* START Material for the task *
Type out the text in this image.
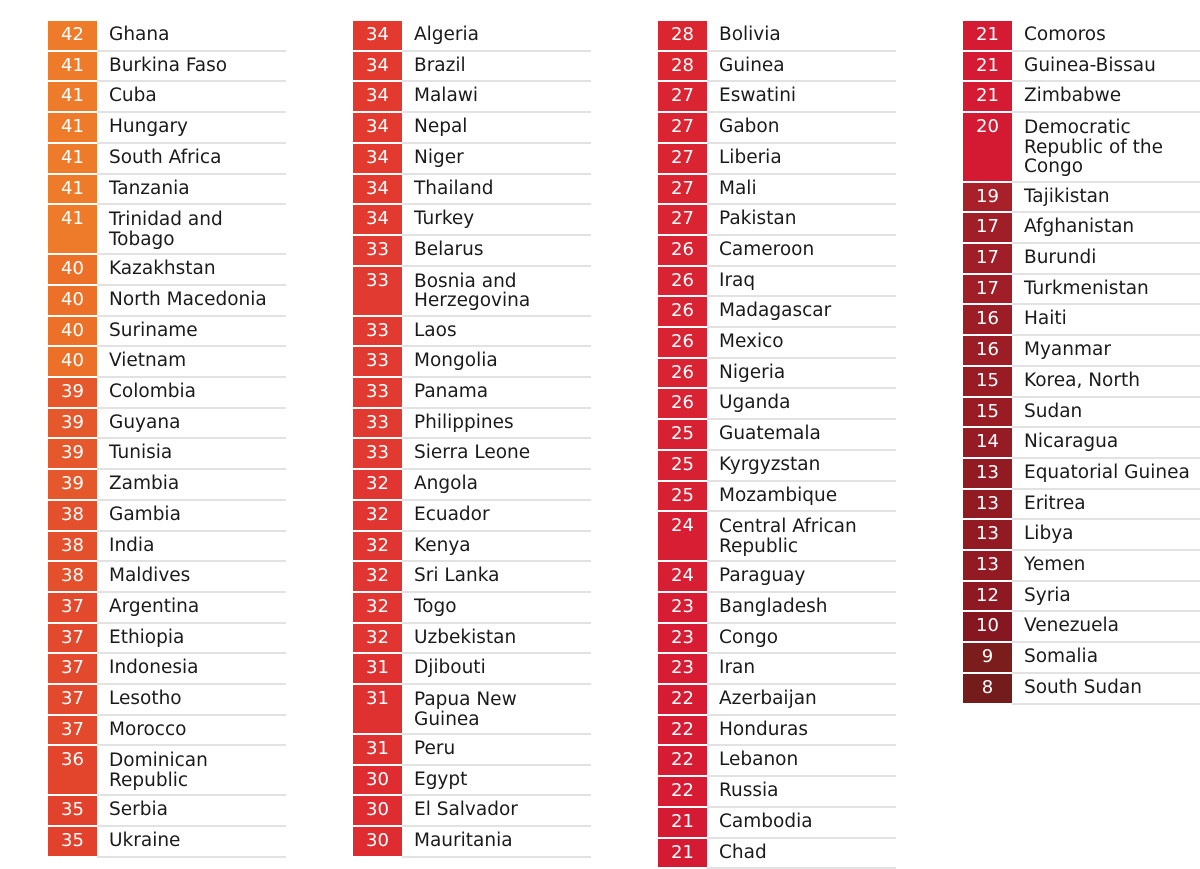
42	Ghana
41	Burkina Faso
41	Cuba
41	Hungary
41	South Africa
41	Tanzania
41	Trinidad and
Tobago
40	Kazakhstan
40	North Macedonia
40	Suriname
40	Vietnam
39	Colombia
39	Guyana
39	Tunisia
39	Zambia
38	Gambia
38	India
38	Maldives
37	Argentina
37	Ethiopia
37	Indonesia
37	Lesotho
37	Morocco
36	Dominican
Republic
35	Serbia
35	Ukraine
34	Algeria
34	Brazil
34	Malawi
34	Nepal
34	Niger
34	Thailand
34	Turkey
33	Belarus
33	Bosnia and
Herzegovina
33	Laos
33	Mongolia
33	Panama
33	Philippines
33	Sierra Leone
32	Angola
32	Ecuador
32	Kenya
32	Sri Lanka
32	Togo
32	Uzbekistan
31	Djibouti
31	Papua New
Guinea
31	Peru
30	Egypt
30	El Salvador
30	Mauritania
28	Bolivia
28	Guinea
27	Eswatini
27	Gabon
27	Liberia
27	Mali
27	Pakistan
26	Cameroon
26	Iraq
26	Madagascar
26	Mexico
26	Nigeria
26	Uganda
25	Guatemala
25	Kyrgyzstan
25	Mozambique
24	Central African
Republic
24	Paraguay
23	Bangladesh
23	Congo
23	Iran
22	Azerbaijan
22	Honduras
22	Lebanon
22	Russia
21	Cambodia
21	Chad
21	Comoros
21	Guinea-Bissau
21	Zimbabwe
20	Democratic
Republic of the
Congo
19	Tajikistan
17	Afghanistan
17	Burundi
17	Turkmenistan
16	Haiti
16	Myanmar
15	Korea, North
15	Sudan
14	Nicaragua
13	Equatorial Guinea
13	Eritrea
13	Libya
13	Yemen
12	Syria
10	Venezuela
9	Somalia
8	South Sudan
* END Material for the task *
Can you retype every record above exactly, leaving out the pictures?

Type out the text in this image.
42	Ghana
41	Burkina Faso
41	Cuba
41	Hungary
41	South Africa
41	Tanzania
41	Trinidad and
Tobago
40	Kazakhstan
40	North Macedonia
40	Suriname
40	Vietnam
39	Colombia
39	Guyana
39	Tunisia
39	Zambia
38	Gambia
38	India
38	Maldives
37	Argentina
37	Ethiopia
37	Indonesia
37	Lesotho
37	Morocco
36	Dominican
Republic
35	Serbia
35	Ukraine
34	Algeria
34	Brazil
34	Malawi
34	Nepal
34	Niger
34	Thailand
34	Turkey
33	Belarus
33	Bosnia and
Herzegovina
33	Laos
33	Mongolia
33	Panama
33	Philippines
33	Sierra Leone
32	Angola
32	Ecuador
32	Kenya
32	Sri Lanka
32	Togo
32	Uzbekistan
31	Djibouti
31	Papua New
Guinea
31	Peru
30	Egypt
30	El Salvador
30	Mauritania
28	Bolivia
28	Guinea
27	Eswatini
27	Gabon
27	Liberia
27	Mali
27	Pakistan
26	Cameroon
26	Iraq
26	Madagascar
26	Mexico
26	Nigeria
26	Uganda
25	Guatemala
25	Kyrgyzstan
25	Mozambique
24	Central African
Republic
24	Paraguay
23	Bangladesh
23	Congo
23	Iran
22	Azerbaijan
22	Honduras
22	Lebanon
22	Russia
21	Cambodia
21	Chad
21	Comoros
21	Guinea-Bissau
21	Zimbabwe
20	Democratic
Republic of the
Congo
19	Tajikistan
17	Afghanistan
17	Burundi
17	Turkmenistan
16	Haiti
16	Myanmar
15	Korea, North
15	Sudan
14	Nicaragua
13	Equatorial Guinea
13	Eritrea
13	Libya
13	Yemen
12	Syria
10	Venezuela
9	Somalia
8	South Sudan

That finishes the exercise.